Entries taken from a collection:
-- START --

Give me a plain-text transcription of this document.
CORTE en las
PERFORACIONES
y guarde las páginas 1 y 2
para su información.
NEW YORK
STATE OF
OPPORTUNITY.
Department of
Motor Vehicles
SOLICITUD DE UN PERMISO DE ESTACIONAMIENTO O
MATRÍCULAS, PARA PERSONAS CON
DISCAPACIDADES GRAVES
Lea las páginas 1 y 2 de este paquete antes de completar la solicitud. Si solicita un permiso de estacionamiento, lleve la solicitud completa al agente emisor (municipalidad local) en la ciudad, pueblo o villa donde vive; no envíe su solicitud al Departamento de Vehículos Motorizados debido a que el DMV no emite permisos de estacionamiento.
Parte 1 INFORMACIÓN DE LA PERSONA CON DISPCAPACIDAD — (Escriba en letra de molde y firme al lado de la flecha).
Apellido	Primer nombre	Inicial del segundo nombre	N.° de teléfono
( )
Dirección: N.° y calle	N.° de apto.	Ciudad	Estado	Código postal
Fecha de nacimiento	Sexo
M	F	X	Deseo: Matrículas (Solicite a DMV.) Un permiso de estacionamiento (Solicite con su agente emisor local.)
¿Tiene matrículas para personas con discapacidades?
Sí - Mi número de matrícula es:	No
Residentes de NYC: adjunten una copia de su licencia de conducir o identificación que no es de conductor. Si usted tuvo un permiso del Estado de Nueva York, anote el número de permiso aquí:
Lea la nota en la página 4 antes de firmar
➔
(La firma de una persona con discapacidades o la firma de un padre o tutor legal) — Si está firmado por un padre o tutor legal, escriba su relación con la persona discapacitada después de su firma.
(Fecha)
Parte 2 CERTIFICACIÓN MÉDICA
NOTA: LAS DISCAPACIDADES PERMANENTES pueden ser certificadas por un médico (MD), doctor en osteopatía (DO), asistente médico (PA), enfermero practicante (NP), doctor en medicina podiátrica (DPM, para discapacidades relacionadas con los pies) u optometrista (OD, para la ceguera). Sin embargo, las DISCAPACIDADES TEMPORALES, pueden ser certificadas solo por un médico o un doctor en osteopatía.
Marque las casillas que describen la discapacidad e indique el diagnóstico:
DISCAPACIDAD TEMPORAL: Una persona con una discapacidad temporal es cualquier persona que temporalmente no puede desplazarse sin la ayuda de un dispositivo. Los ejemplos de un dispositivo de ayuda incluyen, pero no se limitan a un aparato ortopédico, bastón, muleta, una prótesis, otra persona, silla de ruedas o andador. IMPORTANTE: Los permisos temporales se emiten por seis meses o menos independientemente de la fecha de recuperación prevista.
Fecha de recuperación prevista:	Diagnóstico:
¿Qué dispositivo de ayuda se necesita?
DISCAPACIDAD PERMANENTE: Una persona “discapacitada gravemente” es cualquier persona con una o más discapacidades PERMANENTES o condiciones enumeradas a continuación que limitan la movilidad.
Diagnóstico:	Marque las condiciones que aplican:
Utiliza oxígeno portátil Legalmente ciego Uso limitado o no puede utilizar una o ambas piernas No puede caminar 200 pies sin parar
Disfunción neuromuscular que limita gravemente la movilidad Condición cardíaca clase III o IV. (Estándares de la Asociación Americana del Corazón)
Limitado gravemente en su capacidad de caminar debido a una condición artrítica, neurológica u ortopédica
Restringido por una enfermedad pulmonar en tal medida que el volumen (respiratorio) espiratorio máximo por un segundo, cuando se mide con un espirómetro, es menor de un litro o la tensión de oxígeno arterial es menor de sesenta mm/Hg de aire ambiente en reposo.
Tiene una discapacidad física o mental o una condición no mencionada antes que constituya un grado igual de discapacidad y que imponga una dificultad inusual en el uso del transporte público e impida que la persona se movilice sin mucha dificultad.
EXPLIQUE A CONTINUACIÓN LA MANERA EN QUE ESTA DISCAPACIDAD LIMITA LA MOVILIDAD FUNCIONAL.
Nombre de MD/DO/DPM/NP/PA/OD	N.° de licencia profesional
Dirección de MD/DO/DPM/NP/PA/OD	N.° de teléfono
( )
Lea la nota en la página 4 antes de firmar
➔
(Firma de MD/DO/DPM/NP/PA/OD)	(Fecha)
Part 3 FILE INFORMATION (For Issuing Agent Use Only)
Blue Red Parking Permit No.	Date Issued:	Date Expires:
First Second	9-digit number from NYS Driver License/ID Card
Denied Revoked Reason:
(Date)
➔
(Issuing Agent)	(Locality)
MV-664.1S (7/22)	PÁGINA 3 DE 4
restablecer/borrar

-- END --

TO BE DONE: Give only the number of lines in the data that hold the word "Marque".

RESULT: 2